(Text provided Opens)

Men’s sperm is reducing and experts can’t figure out why

Reduced sperm count often arises from from undescended testicles that were not corrected when the boy was born, and this is irreversible. PHOTO| FILE| NATION MEDIA GROUP

Quiet reigns at the urology clinic in Kenyatta National Hospital, where men — young and old, heavyset and skinny — shuffle in and out.

The silence is hardly surprising. This is the clinic where men come to break down in private to a fellow man, about the disintegration of what the African manholds so dear — his sexuality — with the hope of having it rectified.

Men in their 20s and 30s, flock this clinic and other private ones in the city, and the diagnosis is reduced sperm count, the greatest yard stick of male fertility. Dr Gitobu Mburugu, who heads the KNH clinic, told HealthyNation that he sees at least two patients every week.

“They talk about the pressure to be men, and performance anxiety ... some either change partners seeking more understanding or they opt to suffer in silence,” he said.

MALE INFERTILITY

Reduced sperm count often arises from from undescended testicles that were not corrected when the boy was born, and this is irreversible. When a boy is born, the testicles are supposed to descend.

When they do not, surgery is done to bring them down, and it must be done before the child reaches age two.
The other cause of low sperm count is varicocele, which is described in medical circles as a pimple on the testicles that feels like a “bag of worms” and can also be corrected by simple surgery.
And it is not just the numbers that medics are worried about; there is also the issue of shape and agility of the sperms.

Nearly 90 per cent of the millions of sperms a man has are malformed, with more than one head or tail or without a head or tail. The properly formed sperm may be pathetic swimmers too.

(Text provided Closes)
(Extracted information Opens)

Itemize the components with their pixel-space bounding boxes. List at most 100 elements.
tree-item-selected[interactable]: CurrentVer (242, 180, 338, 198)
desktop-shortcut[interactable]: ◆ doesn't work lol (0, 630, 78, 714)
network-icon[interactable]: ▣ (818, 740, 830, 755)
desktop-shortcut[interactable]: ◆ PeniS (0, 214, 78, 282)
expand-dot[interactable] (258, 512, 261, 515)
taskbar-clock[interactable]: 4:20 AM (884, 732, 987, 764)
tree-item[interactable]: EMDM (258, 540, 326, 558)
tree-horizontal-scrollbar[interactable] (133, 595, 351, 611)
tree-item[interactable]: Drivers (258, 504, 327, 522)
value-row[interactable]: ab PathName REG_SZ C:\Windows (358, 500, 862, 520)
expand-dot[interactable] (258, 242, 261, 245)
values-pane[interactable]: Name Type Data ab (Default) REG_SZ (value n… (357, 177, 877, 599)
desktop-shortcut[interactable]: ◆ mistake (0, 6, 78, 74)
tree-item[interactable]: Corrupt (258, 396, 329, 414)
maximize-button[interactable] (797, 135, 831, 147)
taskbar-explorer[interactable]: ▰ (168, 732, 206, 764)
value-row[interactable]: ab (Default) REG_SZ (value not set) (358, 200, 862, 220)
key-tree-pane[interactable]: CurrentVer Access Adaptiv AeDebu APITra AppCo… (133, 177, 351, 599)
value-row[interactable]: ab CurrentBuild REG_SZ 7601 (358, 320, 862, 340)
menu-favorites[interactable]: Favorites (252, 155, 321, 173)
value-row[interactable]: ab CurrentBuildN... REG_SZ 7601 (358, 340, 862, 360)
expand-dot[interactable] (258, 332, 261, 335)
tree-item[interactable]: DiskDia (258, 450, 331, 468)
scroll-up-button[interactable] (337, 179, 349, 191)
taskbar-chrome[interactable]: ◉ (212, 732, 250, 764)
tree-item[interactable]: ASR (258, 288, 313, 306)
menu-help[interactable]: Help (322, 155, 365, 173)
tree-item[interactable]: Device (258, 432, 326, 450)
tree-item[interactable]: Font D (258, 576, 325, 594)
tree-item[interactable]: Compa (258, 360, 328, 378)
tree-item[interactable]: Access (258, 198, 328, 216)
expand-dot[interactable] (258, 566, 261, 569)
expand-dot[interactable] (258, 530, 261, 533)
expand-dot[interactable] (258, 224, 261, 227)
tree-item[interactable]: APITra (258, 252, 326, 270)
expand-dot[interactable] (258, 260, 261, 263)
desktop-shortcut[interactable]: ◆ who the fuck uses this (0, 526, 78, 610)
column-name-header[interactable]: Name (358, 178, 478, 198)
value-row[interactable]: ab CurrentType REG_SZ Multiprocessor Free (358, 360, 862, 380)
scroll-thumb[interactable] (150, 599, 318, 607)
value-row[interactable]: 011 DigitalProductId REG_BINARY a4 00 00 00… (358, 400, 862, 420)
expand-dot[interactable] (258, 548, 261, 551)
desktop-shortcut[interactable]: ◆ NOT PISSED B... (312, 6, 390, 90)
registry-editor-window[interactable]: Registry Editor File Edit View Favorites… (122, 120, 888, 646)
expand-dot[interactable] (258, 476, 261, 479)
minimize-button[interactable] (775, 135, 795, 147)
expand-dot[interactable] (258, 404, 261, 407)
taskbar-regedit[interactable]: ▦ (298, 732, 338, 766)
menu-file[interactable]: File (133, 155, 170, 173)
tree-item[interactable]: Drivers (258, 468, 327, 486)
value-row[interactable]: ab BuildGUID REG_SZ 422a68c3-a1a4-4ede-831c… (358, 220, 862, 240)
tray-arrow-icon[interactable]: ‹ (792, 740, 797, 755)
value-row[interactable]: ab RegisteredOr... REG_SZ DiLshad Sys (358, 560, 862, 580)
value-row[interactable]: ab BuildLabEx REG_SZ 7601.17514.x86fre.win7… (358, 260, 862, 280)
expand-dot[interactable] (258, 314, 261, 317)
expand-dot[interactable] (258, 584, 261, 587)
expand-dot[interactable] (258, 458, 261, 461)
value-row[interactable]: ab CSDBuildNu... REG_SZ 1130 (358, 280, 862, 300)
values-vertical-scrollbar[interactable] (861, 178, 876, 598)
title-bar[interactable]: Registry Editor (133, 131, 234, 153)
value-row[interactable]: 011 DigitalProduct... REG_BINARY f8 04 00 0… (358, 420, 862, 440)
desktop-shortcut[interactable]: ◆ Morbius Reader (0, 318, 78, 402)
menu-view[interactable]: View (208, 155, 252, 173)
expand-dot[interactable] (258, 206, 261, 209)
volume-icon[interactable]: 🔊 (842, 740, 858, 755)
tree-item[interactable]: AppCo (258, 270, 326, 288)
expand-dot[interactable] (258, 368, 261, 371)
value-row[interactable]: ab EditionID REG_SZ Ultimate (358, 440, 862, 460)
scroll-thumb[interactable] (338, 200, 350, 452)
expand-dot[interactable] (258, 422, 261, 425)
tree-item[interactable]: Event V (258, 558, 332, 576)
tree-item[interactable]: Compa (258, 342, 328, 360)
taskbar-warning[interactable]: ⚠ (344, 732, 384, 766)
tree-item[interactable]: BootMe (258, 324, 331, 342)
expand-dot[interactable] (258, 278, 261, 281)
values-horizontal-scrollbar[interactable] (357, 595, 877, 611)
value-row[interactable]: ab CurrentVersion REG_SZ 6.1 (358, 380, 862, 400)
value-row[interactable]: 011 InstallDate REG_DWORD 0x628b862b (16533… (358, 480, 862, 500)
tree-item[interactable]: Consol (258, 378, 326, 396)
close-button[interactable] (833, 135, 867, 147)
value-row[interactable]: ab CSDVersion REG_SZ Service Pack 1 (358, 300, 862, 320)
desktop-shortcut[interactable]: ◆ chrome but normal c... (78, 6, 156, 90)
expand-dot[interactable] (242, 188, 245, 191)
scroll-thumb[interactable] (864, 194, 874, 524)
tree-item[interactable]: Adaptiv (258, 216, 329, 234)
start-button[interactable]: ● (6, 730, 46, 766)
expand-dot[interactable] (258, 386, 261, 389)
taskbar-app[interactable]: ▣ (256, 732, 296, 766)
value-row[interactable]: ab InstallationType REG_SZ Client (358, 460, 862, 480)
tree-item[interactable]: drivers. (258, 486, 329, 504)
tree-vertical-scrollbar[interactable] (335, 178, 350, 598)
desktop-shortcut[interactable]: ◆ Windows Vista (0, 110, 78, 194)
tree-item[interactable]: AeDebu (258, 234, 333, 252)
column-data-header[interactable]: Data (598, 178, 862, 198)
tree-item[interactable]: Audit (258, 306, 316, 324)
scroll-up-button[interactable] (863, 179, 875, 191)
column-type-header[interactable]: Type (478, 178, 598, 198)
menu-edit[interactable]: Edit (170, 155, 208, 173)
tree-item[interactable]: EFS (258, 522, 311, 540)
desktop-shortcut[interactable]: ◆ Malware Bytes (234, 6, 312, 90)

(Extracted information Closes)

> _Work to complete_:
1/ According to the article on falling sperm counts, why is the quiet at the Kenyatta National Hospital urology clinic hardly surprising?
2/ In the article on falling sperm counts, how many patients does the head of the KNH clinic see each week?
3/ List every kind of sperm malformation that the article on falling sperm counts describes.

> _Solutions in order_:
1/ The clinic is where men come to break down privately, to a fellow man, about the disintegration of their sexuality, which the article says the African man holds dear. They come hoping to have it rectified.

2/ He sees at least two patients every week.

3/
- More than one head
- More than one tail
- Without a head
- Without a tail